Goal: All of the data should be output character for character, except the pictures.

•••••

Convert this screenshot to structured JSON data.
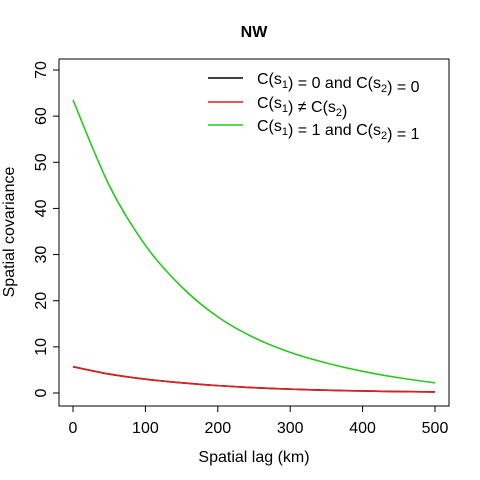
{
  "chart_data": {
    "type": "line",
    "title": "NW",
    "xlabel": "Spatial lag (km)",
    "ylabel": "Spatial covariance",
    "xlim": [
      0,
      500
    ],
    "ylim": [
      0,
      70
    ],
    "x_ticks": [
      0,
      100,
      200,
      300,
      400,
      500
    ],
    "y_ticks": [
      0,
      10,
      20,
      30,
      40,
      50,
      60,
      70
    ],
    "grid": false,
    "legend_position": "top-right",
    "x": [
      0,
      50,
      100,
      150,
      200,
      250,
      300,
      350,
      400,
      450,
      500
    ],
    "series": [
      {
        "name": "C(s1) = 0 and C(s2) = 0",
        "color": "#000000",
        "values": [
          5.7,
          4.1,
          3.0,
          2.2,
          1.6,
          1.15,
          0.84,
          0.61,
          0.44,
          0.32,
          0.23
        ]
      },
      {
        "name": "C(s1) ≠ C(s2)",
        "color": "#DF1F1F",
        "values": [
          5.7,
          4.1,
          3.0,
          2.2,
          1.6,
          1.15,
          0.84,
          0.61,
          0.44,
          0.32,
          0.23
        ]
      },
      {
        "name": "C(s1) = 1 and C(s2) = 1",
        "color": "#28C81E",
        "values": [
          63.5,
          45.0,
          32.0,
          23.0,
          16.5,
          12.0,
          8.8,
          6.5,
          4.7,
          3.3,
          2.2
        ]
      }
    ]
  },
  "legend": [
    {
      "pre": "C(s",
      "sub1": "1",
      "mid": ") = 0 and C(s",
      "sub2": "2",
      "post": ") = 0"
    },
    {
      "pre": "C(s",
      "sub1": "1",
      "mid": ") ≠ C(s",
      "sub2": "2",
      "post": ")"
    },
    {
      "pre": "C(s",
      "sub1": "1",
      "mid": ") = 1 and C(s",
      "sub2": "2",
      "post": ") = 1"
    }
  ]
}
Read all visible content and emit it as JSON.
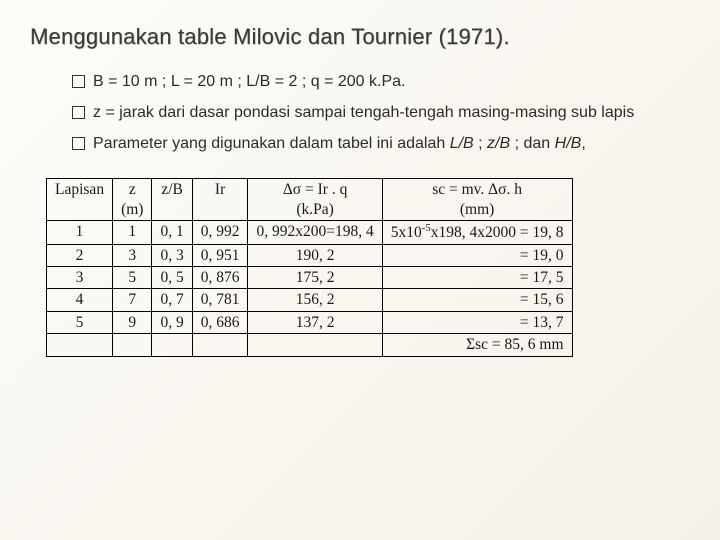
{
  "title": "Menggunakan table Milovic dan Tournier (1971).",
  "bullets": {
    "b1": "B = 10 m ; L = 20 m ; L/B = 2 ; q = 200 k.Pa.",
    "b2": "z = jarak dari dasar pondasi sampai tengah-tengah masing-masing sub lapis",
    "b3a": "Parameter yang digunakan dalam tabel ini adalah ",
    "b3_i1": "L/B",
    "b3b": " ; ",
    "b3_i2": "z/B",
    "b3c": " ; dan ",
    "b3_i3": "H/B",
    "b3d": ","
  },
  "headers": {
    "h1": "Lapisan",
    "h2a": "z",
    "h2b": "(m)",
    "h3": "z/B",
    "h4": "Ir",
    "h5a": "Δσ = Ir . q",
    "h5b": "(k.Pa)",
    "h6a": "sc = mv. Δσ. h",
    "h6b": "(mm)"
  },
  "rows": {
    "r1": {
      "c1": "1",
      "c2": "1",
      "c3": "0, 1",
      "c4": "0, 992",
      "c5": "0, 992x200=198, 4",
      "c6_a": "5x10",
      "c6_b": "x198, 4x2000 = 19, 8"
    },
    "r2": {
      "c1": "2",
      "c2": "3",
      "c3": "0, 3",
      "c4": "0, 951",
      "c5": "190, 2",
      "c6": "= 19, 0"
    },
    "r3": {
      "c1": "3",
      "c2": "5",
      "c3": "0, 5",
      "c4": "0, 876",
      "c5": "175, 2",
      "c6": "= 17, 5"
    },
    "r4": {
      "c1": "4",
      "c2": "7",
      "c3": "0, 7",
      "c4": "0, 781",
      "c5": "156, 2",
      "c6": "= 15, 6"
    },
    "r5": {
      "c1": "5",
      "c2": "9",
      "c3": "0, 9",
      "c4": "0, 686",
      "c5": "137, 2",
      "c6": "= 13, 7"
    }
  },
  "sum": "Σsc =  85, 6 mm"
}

•••••

Answer in full:
Convert this screenshot to structured JSON data.
{
  "chart_data": {
    "type": "line",
    "title": "NW",
    "xlabel": "Spatial lag (km)",
    "ylabel": "Spatial covariance",
    "xlim": [
      0,
      500
    ],
    "ylim": [
      0,
      70
    ],
    "x_ticks": [
      0,
      100,
      200,
      300,
      400,
      500
    ],
    "y_ticks": [
      0,
      10,
      20,
      30,
      40,
      50,
      60,
      70
    ],
    "grid": false,
    "legend_position": "top-right",
    "x": [
      0,
      50,
      100,
      150,
      200,
      250,
      300,
      350,
      400,
      450,
      500
    ],
    "series": [
      {
        "name": "C(s1) = 0 and C(s2) = 0",
        "color": "#000000",
        "values": [
          5.7,
          4.1,
          3.0,
          2.2,
          1.6,
          1.15,
          0.84,
          0.61,
          0.44,
          0.32,
          0.23
        ]
      },
      {
        "name": "C(s1) ≠ C(s2)",
        "color": "#DF1F1F",
        "values": [
          5.7,
          4.1,
          3.0,
          2.2,
          1.6,
          1.15,
          0.84,
          0.61,
          0.44,
          0.32,
          0.23
        ]
      },
      {
        "name": "C(s1) = 1 and C(s2) = 1",
        "color": "#28C81E",
        "values": [
          63.5,
          45.0,
          32.0,
          23.0,
          16.5,
          12.0,
          8.8,
          6.5,
          4.7,
          3.3,
          2.2
        ]
      }
    ]
  },
  "legend": [
    {
      "pre": "C(s",
      "sub1": "1",
      "mid": ") = 0 and C(s",
      "sub2": "2",
      "post": ") = 0"
    },
    {
      "pre": "C(s",
      "sub1": "1",
      "mid": ") ≠ C(s",
      "sub2": "2",
      "post": ")"
    },
    {
      "pre": "C(s",
      "sub1": "1",
      "mid": ") = 1 and C(s",
      "sub2": "2",
      "post": ") = 1"
    }
  ]
}
Read all visible content and emit it as JSON.
{
  "title": "Menggunakan table Milovic dan Tournier (1971).",
  "bullets": {
    "b1": "B = 10 m ; L = 20 m ; L/B = 2 ; q = 200 k.Pa.",
    "b2": "z = jarak dari dasar pondasi sampai tengah-tengah masing-masing sub lapis",
    "b3a": "Parameter yang digunakan dalam tabel ini adalah ",
    "b3_i1": "L/B",
    "b3b": " ; ",
    "b3_i2": "z/B",
    "b3c": " ; dan ",
    "b3_i3": "H/B",
    "b3d": ","
  },
  "headers": {
    "h1": "Lapisan",
    "h2a": "z",
    "h2b": "(m)",
    "h3": "z/B",
    "h4": "Ir",
    "h5a": "Δσ = Ir . q",
    "h5b": "(k.Pa)",
    "h6a": "sc = mv. Δσ. h",
    "h6b": "(mm)"
  },
  "rows": {
    "r1": {
      "c1": "1",
      "c2": "1",
      "c3": "0, 1",
      "c4": "0, 992",
      "c5": "0, 992x200=198, 4",
      "c6_a": "5x10",
      "c6_b": "x198, 4x2000 = 19, 8"
    },
    "r2": {
      "c1": "2",
      "c2": "3",
      "c3": "0, 3",
      "c4": "0, 951",
      "c5": "190, 2",
      "c6": "= 19, 0"
    },
    "r3": {
      "c1": "3",
      "c2": "5",
      "c3": "0, 5",
      "c4": "0, 876",
      "c5": "175, 2",
      "c6": "= 17, 5"
    },
    "r4": {
      "c1": "4",
      "c2": "7",
      "c3": "0, 7",
      "c4": "0, 781",
      "c5": "156, 2",
      "c6": "= 15, 6"
    },
    "r5": {
      "c1": "5",
      "c2": "9",
      "c3": "0, 9",
      "c4": "0, 686",
      "c5": "137, 2",
      "c6": "= 13, 7"
    }
  },
  "sum": "Σsc =  85, 6 mm"
}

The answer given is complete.